--- start of Information provided ---

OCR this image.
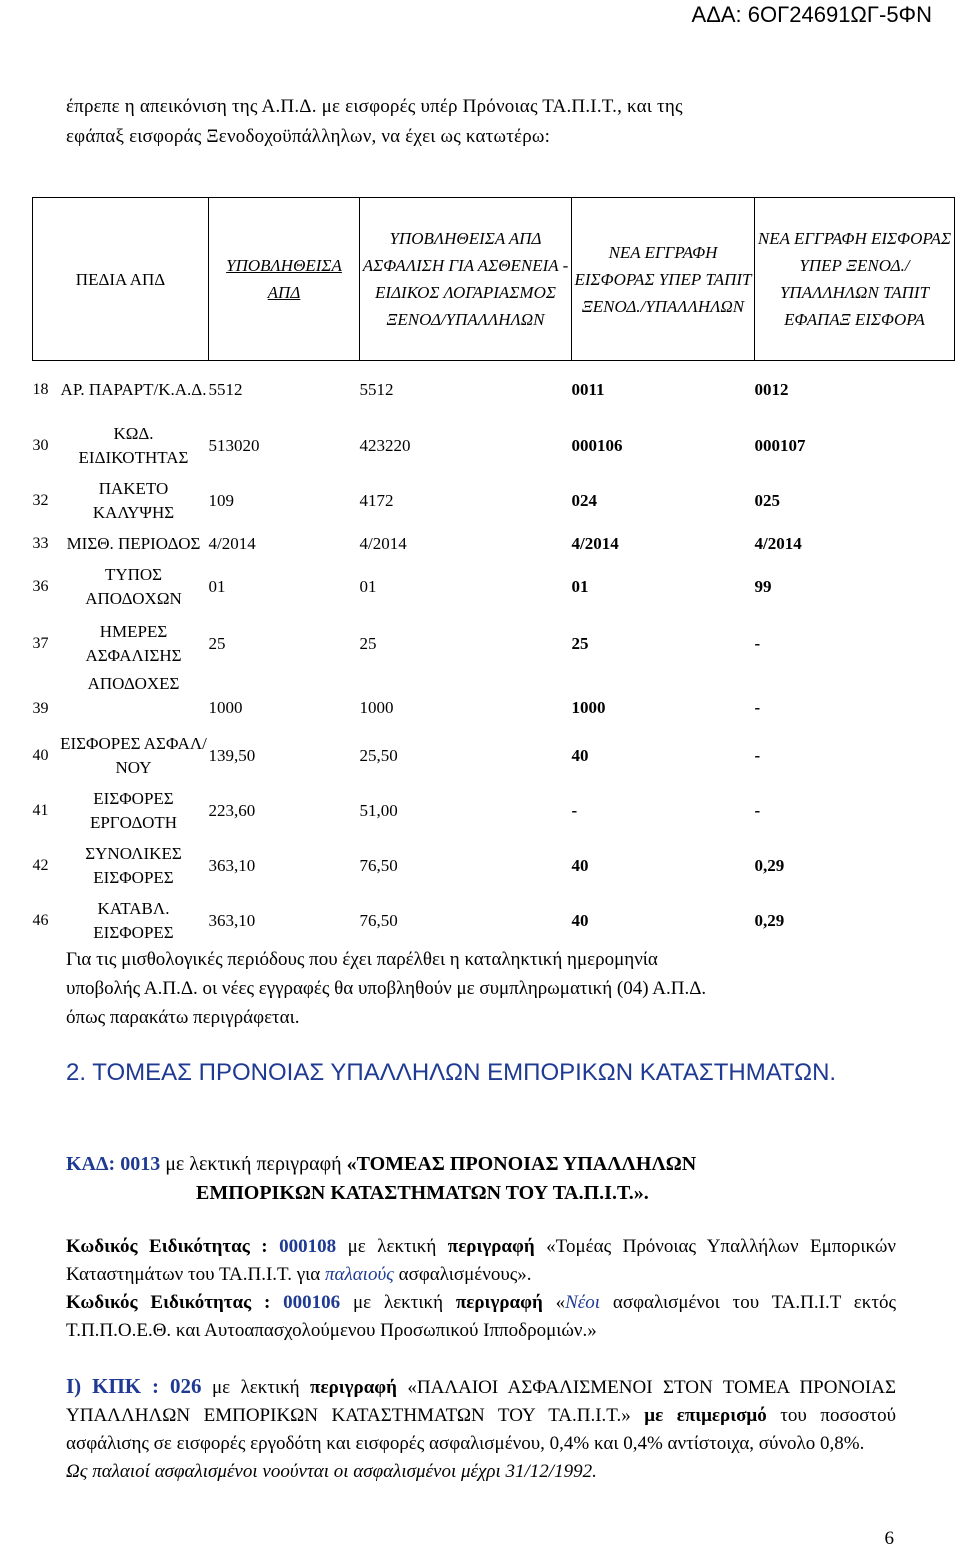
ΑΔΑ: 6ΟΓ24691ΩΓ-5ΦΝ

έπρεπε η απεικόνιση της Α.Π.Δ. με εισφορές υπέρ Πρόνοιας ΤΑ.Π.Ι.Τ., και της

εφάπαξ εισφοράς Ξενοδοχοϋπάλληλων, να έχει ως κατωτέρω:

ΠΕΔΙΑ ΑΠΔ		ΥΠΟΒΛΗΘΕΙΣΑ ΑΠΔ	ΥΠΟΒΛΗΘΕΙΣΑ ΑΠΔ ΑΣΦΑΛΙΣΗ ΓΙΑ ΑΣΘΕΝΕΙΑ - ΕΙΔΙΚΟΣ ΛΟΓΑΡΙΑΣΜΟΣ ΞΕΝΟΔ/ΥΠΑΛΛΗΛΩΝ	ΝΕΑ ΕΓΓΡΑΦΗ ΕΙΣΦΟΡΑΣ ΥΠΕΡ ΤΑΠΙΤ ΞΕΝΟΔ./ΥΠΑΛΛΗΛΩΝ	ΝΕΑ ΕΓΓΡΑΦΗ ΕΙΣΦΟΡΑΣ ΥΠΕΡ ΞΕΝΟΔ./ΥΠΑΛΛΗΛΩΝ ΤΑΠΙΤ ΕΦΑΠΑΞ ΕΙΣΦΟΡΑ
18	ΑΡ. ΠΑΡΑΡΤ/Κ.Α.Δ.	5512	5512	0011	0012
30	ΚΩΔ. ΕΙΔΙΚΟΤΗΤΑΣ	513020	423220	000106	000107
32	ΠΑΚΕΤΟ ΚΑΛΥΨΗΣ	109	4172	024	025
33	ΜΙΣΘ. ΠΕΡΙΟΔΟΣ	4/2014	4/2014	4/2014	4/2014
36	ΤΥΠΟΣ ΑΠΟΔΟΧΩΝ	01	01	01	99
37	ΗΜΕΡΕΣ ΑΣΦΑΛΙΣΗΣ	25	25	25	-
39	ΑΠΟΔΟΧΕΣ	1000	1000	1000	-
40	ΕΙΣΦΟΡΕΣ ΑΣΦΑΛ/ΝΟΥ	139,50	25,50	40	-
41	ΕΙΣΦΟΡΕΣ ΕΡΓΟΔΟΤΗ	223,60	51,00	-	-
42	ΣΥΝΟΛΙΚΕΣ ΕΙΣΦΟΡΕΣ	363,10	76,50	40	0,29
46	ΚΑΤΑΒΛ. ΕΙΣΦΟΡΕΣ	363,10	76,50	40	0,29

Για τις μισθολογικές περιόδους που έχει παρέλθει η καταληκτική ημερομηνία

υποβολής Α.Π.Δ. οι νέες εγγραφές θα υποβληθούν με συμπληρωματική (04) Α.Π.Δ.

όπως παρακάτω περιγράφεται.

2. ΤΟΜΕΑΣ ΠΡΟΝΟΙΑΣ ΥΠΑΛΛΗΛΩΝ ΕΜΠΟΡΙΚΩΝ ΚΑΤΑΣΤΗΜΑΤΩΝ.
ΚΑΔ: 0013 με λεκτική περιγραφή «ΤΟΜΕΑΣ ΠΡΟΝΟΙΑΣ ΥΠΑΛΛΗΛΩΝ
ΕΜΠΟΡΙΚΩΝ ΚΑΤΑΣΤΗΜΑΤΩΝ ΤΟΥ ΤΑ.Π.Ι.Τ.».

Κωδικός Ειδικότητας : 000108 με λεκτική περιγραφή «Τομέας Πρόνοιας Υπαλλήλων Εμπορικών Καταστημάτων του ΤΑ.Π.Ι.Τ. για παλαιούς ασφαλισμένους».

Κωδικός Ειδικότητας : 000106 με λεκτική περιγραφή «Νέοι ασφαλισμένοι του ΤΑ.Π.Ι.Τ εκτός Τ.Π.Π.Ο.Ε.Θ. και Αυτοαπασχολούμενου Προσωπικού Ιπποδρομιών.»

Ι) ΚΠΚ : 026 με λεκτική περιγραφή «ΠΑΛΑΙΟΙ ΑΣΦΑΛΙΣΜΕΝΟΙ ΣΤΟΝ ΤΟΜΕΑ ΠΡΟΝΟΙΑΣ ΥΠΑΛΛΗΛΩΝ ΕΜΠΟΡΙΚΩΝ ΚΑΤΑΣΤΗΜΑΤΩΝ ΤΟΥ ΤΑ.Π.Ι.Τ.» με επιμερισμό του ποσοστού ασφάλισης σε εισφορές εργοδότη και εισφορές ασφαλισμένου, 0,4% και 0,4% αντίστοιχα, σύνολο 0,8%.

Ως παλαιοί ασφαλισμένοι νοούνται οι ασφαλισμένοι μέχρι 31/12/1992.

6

--- end of Information provided ---

▸ What needs to be done: Take the listing above and restate it word for word, without its pictures.

▸ Answer for this exercise:
OCR this image.
ΑΔΑ: 6ΟΓ24691ΩΓ-5ΦΝ

έπρεπε η απεικόνιση της Α.Π.Δ. με εισφορές υπέρ Πρόνοιας ΤΑ.Π.Ι.Τ., και της

εφάπαξ εισφοράς Ξενοδοχοϋπάλληλων, να έχει ως κατωτέρω:

ΠΕΔΙΑ ΑΠΔ		ΥΠΟΒΛΗΘΕΙΣΑ ΑΠΔ	ΥΠΟΒΛΗΘΕΙΣΑ ΑΠΔ ΑΣΦΑΛΙΣΗ ΓΙΑ ΑΣΘΕΝΕΙΑ - ΕΙΔΙΚΟΣ ΛΟΓΑΡΙΑΣΜΟΣ ΞΕΝΟΔ/ΥΠΑΛΛΗΛΩΝ	ΝΕΑ ΕΓΓΡΑΦΗ ΕΙΣΦΟΡΑΣ ΥΠΕΡ ΤΑΠΙΤ ΞΕΝΟΔ./ΥΠΑΛΛΗΛΩΝ	ΝΕΑ ΕΓΓΡΑΦΗ ΕΙΣΦΟΡΑΣ ΥΠΕΡ ΞΕΝΟΔ./ΥΠΑΛΛΗΛΩΝ ΤΑΠΙΤ ΕΦΑΠΑΞ ΕΙΣΦΟΡΑ
18	ΑΡ. ΠΑΡΑΡΤ/Κ.Α.Δ.	5512	5512	0011	0012
30	ΚΩΔ. ΕΙΔΙΚΟΤΗΤΑΣ	513020	423220	000106	000107
32	ΠΑΚΕΤΟ ΚΑΛΥΨΗΣ	109	4172	024	025
33	ΜΙΣΘ. ΠΕΡΙΟΔΟΣ	4/2014	4/2014	4/2014	4/2014
36	ΤΥΠΟΣ ΑΠΟΔΟΧΩΝ	01	01	01	99
37	ΗΜΕΡΕΣ ΑΣΦΑΛΙΣΗΣ	25	25	25	-
39	ΑΠΟΔΟΧΕΣ	1000	1000	1000	-
40	ΕΙΣΦΟΡΕΣ ΑΣΦΑΛ/ΝΟΥ	139,50	25,50	40	-
41	ΕΙΣΦΟΡΕΣ ΕΡΓΟΔΟΤΗ	223,60	51,00	-	-
42	ΣΥΝΟΛΙΚΕΣ ΕΙΣΦΟΡΕΣ	363,10	76,50	40	0,29
46	ΚΑΤΑΒΛ. ΕΙΣΦΟΡΕΣ	363,10	76,50	40	0,29

Για τις μισθολογικές περιόδους που έχει παρέλθει η καταληκτική ημερομηνία

υποβολής Α.Π.Δ. οι νέες εγγραφές θα υποβληθούν με συμπληρωματική (04) Α.Π.Δ.

όπως παρακάτω περιγράφεται.

2. ΤΟΜΕΑΣ ΠΡΟΝΟΙΑΣ ΥΠΑΛΛΗΛΩΝ ΕΜΠΟΡΙΚΩΝ ΚΑΤΑΣΤΗΜΑΤΩΝ.
ΚΑΔ: 0013 με λεκτική περιγραφή «ΤΟΜΕΑΣ ΠΡΟΝΟΙΑΣ ΥΠΑΛΛΗΛΩΝ
ΕΜΠΟΡΙΚΩΝ ΚΑΤΑΣΤΗΜΑΤΩΝ ΤΟΥ ΤΑ.Π.Ι.Τ.».

Κωδικός Ειδικότητας : 000108 με λεκτική περιγραφή «Τομέας Πρόνοιας Υπαλλήλων Εμπορικών Καταστημάτων του ΤΑ.Π.Ι.Τ. για παλαιούς ασφαλισμένους».

Κωδικός Ειδικότητας : 000106 με λεκτική περιγραφή «Νέοι ασφαλισμένοι του ΤΑ.Π.Ι.Τ εκτός Τ.Π.Π.Ο.Ε.Θ. και Αυτοαπασχολούμενου Προσωπικού Ιπποδρομιών.»

Ι) ΚΠΚ : 026 με λεκτική περιγραφή «ΠΑΛΑΙΟΙ ΑΣΦΑΛΙΣΜΕΝΟΙ ΣΤΟΝ ΤΟΜΕΑ ΠΡΟΝΟΙΑΣ ΥΠΑΛΛΗΛΩΝ ΕΜΠΟΡΙΚΩΝ ΚΑΤΑΣΤΗΜΑΤΩΝ ΤΟΥ ΤΑ.Π.Ι.Τ.» με επιμερισμό του ποσοστού ασφάλισης σε εισφορές εργοδότη και εισφορές ασφαλισμένου, 0,4% και 0,4% αντίστοιχα, σύνολο 0,8%.

Ως παλαιοί ασφαλισμένοι νοούνται οι ασφαλισμένοι μέχρι 31/12/1992.

6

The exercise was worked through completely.